» **EXERCISE INSTRUCTIONS**
Copy every line that holds "Dutchman".

» **SUPPLIED MATERIAL**
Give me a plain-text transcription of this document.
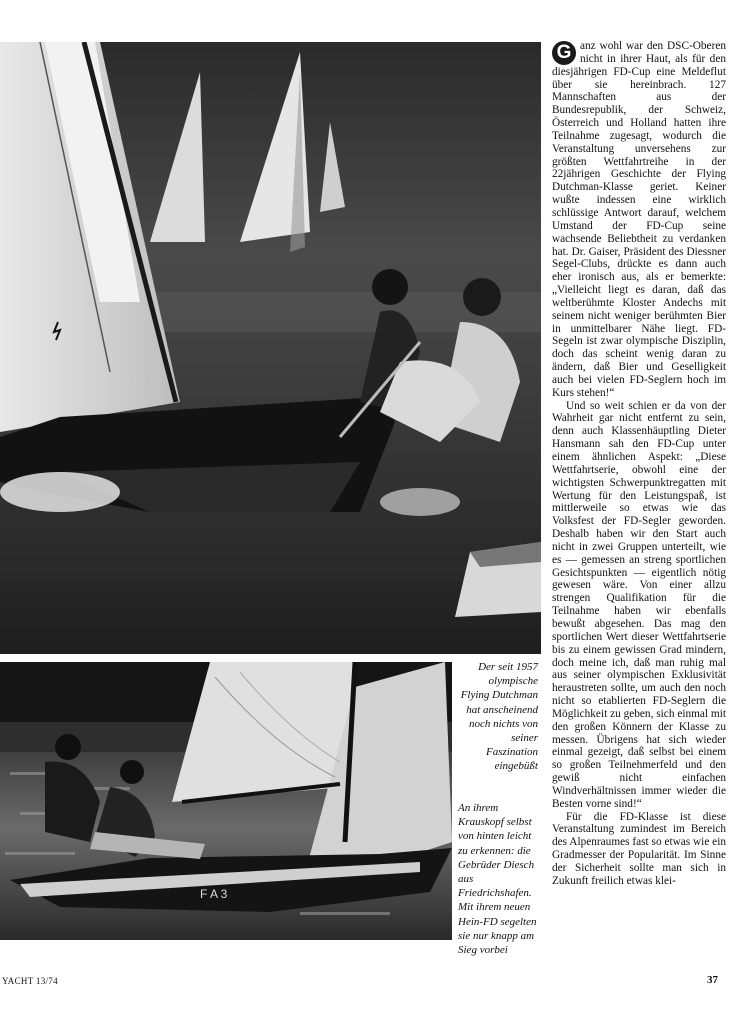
F A 3
Der seit 1957 olympische Flying Dutchman hat anscheinend noch nichts von seiner Faszination eingebüßt
An ihrem Krauskopf selbst von hinten leicht zu erkennen: die Gebrüder Diesch aus Friedrichshafen. Mit ihrem neuen Hein-FD segelten sie nur knapp am Sieg vorbei

G anz wohl war den DSC-Oberen nicht in ihrer Haut, als für den diesjährigen FD-Cup eine Meldeflut über sie hereinbrach. 127 Mannschaften aus der Bundesrepublik, der Schweiz, Österreich und Holland hatten ihre Teilnahme zugesagt, wodurch die Veranstaltung unversehens zur größten Wettfahrtreihe in der 22jährigen Geschichte der Flying Dutchman-Klasse geriet. Keiner wußte indessen eine wirklich schlüssige Antwort darauf, welchem Umstand der FD-Cup seine wachsende Beliebtheit zu verdanken hat. Dr. Gaiser, Präsident des Diessner Segel-Clubs, drückte es dann auch eher ironisch aus, als er bemerkte: „Vielleicht liegt es daran, daß das weltberühmte Kloster Andechs mit seinem nicht weniger berühmten Bier in unmittelbarer Nähe liegt. FD-Segeln ist zwar olympische Disziplin, doch das scheint wenig daran zu ändern, daß Bier und Geselligkeit auch bei vielen FD-Seglern hoch im Kurs stehen!“

Und so weit schien er da von der Wahrheit gar nicht entfernt zu sein, denn auch Klassenhäuptling Dieter Hansmann sah den FD-Cup unter einem ähnlichen Aspekt: „Diese Wettfahrtserie, obwohl eine der wichtigsten Schwerpunktregatten mit Wertung für den Leistungspaß, ist mittlerweile so etwas wie das Volksfest der FD-Segler geworden. Deshalb haben wir den Start auch nicht in zwei Gruppen unterteilt, wie es — gemessen an streng sportlichen Gesichtspunkten — eigentlich nötig gewesen wäre. Von einer allzu strengen Qualifikation für die Teilnahme haben wir ebenfalls bewußt abgesehen. Das mag den sportlichen Wert dieser Wettfahrtserie bis zu einem gewissen Grad mindern, doch meine ich, daß man ruhig mal aus seiner olympischen Exklusivität heraustreten sollte, um auch den noch nicht so etablierten FD-Seglern die Möglichkeit zu geben, sich einmal mit den großen Könnern der Klasse zu messen. Übrigens hat sich wieder einmal gezeigt, daß selbst bei einem so großen Teilnehmerfeld und den gewiß nicht einfachen Windverhältnissen immer wieder die Besten vorne sind!“

Für die FD-Klasse ist diese Veranstaltung zumindest im Bereich des Alpenraumes fast so etwas wie ein Gradmesser der Popularität. Im Sinne der Sicherheit sollte man sich in Zukunft freilich etwas klei-

YACHT 13/74	37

» **EXERCISE ANSWER**
Der seit 1957 olympische Flying Dutchman hat anscheinend noch nichts von seiner Faszination eingebüßt
G anz wohl war den DSC-Oberen nicht in ihrer Haut, als für den diesjährigen FD-Cup eine Meldeflut über sie hereinbrach. 127 Mannschaften aus der Bundesrepublik, der Schweiz, Österreich und Holland hatten ihre Teilnahme zugesagt, wodurch die Veranstaltung unversehens zur größten Wettfahrtreihe in der 22jährigen Geschichte der Flying Dutchman-Klasse geriet. Keiner wußte indessen eine wirklich schlüssige Antwort darauf, welchem Umstand der FD-Cup seine wachsende Beliebtheit zu verdanken hat. Dr. Gaiser, Präsident des Diessner Segel-Clubs, drückte es dann auch eher ironisch aus, als er bemerkte: „Vielleicht liegt es daran, daß das weltberühmte Kloster Andechs mit seinem nicht weniger berühmten Bier in unmittelbarer Nähe liegt. FD-Segeln ist zwar olympische Disziplin, doch das scheint wenig daran zu ändern, daß Bier und Geselligkeit auch bei vielen FD-Seglern hoch im Kurs stehen!“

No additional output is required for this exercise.